(Dataset rows)

»»

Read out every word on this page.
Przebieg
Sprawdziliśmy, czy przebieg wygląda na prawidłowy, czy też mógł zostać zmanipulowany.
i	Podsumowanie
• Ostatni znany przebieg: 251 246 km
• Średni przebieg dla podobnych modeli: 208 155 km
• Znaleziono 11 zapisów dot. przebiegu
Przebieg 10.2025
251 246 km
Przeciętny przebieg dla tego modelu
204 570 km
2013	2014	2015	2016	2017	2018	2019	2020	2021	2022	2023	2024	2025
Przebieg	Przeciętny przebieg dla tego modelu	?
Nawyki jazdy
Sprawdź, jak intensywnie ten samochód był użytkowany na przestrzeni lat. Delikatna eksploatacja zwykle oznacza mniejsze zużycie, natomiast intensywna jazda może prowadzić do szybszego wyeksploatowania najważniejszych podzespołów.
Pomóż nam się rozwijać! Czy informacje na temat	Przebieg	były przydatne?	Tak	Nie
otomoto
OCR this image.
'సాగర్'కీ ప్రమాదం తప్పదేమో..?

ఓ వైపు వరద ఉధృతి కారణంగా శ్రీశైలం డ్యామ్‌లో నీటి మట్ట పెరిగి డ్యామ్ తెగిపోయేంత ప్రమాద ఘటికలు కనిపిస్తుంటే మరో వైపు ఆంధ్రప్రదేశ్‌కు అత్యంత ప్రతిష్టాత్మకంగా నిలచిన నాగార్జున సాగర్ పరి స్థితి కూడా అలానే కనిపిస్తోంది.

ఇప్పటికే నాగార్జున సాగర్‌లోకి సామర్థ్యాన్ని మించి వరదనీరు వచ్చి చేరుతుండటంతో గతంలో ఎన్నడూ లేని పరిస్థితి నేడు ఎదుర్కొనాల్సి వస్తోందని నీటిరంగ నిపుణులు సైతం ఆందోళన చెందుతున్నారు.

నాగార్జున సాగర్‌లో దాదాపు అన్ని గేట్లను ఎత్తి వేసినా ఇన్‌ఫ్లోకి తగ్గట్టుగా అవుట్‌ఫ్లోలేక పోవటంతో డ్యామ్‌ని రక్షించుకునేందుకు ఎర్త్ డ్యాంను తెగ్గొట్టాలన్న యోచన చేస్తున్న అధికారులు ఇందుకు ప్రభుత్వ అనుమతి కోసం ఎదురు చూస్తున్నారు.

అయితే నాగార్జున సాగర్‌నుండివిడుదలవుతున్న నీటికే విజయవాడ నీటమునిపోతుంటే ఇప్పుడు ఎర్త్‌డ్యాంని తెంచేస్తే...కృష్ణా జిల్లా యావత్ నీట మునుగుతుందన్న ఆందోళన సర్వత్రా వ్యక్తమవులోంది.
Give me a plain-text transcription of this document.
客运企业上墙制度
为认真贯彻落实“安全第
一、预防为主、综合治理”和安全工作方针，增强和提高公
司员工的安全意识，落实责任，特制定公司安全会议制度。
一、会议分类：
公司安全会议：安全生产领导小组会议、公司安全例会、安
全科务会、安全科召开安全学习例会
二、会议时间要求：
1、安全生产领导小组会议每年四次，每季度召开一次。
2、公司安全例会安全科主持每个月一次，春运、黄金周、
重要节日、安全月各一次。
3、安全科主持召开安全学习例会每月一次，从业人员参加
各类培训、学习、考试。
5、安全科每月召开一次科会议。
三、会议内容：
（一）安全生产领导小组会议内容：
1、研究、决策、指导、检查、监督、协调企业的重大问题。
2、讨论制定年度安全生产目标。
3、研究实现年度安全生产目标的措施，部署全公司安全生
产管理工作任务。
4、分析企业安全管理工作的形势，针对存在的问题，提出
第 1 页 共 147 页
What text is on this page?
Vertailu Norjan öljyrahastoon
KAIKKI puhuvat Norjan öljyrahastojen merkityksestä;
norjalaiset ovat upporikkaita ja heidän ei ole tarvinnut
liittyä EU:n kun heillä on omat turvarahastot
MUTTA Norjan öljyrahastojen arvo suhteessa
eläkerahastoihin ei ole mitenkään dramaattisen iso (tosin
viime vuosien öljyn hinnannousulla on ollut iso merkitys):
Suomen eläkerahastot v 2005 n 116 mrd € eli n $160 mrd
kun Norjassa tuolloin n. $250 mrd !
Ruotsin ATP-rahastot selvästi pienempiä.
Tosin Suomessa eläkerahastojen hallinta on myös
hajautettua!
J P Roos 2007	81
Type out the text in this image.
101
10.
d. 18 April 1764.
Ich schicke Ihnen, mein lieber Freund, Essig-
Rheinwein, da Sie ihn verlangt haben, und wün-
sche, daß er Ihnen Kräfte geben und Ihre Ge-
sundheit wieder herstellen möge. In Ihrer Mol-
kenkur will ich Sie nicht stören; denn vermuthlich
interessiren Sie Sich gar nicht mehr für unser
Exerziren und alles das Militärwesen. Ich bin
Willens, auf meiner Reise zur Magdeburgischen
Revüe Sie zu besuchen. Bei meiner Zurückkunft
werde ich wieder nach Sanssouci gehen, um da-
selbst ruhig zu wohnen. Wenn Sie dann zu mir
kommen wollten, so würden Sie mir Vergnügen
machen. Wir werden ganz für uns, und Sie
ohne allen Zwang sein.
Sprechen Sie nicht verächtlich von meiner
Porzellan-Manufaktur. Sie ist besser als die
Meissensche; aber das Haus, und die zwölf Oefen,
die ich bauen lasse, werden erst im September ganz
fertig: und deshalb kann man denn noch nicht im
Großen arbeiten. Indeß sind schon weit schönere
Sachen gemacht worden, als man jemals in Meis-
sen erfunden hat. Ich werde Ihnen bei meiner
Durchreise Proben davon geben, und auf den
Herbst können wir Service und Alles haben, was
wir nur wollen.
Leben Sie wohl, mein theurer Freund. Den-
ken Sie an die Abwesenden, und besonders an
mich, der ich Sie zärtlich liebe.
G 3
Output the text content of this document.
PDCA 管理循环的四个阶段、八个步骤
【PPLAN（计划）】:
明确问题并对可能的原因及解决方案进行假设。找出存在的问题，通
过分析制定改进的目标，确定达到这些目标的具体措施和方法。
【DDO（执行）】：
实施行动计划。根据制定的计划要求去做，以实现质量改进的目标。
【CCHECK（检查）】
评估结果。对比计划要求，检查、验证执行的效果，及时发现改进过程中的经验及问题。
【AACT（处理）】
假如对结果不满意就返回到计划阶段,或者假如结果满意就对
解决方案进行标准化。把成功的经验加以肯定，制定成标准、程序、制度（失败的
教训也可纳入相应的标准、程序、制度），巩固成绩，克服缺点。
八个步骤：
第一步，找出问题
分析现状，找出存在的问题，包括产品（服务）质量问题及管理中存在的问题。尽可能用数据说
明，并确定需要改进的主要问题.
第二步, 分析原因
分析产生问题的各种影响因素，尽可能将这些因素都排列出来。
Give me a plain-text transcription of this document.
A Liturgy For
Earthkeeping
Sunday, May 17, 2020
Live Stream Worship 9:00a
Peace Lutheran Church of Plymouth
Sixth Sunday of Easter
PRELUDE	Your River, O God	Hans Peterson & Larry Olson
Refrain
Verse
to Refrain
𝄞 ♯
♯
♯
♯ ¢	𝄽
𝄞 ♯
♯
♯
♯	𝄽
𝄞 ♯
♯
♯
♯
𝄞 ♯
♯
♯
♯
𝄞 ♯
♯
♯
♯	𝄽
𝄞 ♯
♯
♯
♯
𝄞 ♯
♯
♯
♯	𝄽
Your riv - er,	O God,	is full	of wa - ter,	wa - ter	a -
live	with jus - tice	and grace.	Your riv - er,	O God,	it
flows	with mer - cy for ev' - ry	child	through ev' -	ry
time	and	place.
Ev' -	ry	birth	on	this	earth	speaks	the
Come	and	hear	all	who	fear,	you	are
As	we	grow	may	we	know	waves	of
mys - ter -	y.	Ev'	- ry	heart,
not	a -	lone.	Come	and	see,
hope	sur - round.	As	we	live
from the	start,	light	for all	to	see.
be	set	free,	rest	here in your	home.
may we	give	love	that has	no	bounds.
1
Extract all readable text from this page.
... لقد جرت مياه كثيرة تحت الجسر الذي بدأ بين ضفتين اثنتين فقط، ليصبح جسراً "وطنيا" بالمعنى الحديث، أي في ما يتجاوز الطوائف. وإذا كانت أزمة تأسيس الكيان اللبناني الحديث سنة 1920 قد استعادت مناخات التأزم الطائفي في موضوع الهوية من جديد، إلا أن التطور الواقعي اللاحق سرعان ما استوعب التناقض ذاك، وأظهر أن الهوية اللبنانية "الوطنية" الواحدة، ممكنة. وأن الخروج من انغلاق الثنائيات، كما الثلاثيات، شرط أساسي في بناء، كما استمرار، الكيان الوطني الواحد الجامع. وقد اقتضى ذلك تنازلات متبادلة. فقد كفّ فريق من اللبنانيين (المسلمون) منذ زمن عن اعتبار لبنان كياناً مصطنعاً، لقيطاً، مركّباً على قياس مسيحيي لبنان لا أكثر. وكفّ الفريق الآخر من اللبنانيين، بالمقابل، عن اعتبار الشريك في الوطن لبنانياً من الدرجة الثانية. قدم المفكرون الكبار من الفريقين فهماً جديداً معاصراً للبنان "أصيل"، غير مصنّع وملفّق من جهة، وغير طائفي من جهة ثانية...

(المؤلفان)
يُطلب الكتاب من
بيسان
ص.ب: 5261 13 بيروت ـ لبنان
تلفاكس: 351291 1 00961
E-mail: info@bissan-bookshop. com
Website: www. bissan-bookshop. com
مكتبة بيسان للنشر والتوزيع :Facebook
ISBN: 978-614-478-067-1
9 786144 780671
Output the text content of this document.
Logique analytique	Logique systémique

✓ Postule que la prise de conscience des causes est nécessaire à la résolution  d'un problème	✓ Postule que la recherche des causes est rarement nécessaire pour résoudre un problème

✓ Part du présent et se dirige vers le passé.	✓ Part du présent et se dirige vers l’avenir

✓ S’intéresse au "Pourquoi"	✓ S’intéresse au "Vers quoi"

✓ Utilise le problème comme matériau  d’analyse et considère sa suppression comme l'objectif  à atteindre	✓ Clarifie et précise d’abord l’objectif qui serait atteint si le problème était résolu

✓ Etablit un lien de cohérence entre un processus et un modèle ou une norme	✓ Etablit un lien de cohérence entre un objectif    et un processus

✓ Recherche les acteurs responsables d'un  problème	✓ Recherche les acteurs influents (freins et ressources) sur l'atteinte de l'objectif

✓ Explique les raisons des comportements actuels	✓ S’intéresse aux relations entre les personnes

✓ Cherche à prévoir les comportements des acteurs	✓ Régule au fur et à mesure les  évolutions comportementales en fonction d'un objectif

««

### INSTRUCTIONS FOR THE TASK
Search the lines above for the string "geben" and copy each line that has it.

### ANSWER IN FULL
sche, daß er Ihnen Kräfte geben und Ihre Ge-
Durchreise Proben davon geben, und auf den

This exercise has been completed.